Filter the records below and copy every line containing the word "index".
━━━━━ Recorded information ━━━━━
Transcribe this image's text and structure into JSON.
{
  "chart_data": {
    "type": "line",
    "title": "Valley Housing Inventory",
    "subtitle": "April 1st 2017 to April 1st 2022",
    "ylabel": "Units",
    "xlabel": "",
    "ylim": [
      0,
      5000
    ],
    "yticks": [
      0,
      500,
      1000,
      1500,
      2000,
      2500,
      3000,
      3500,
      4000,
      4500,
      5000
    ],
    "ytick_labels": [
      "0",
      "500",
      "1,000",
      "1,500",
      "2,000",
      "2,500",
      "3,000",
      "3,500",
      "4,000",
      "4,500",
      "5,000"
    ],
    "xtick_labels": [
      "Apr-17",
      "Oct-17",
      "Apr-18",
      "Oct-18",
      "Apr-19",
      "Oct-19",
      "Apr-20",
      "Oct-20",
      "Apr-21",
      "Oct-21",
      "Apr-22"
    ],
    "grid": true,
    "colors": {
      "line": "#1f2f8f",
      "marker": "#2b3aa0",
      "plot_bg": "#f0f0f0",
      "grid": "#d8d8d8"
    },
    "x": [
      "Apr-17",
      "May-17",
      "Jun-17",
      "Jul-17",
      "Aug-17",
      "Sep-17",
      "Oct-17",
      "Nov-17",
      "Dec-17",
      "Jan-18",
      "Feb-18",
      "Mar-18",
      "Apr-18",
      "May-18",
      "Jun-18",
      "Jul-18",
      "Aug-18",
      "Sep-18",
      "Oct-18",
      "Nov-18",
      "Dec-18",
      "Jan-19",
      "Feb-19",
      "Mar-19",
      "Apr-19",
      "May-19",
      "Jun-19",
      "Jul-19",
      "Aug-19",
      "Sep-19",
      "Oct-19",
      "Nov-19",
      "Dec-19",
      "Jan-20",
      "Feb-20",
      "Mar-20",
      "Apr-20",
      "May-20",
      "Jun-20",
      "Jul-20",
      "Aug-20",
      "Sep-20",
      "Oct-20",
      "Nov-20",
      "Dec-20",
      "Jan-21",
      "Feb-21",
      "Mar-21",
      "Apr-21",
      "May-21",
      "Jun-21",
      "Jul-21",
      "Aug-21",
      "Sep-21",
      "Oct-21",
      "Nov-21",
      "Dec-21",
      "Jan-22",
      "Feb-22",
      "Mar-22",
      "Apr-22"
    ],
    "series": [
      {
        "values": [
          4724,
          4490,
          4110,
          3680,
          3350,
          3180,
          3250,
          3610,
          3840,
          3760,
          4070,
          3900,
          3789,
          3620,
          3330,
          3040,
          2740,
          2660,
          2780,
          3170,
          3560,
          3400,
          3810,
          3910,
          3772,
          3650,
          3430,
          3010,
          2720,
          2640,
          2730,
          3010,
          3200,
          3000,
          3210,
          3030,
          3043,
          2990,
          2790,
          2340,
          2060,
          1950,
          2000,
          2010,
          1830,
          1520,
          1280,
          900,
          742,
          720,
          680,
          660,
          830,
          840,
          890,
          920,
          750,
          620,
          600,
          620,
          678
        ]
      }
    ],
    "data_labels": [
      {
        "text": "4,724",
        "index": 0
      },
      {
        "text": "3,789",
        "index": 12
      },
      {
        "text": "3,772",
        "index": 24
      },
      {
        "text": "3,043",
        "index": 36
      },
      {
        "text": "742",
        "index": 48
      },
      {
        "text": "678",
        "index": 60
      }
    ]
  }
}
━━━━━
Solution to the problem:
        "index": 0
        "index": 12
        "index": 24
        "index": 36
        "index": 48
        "index": 60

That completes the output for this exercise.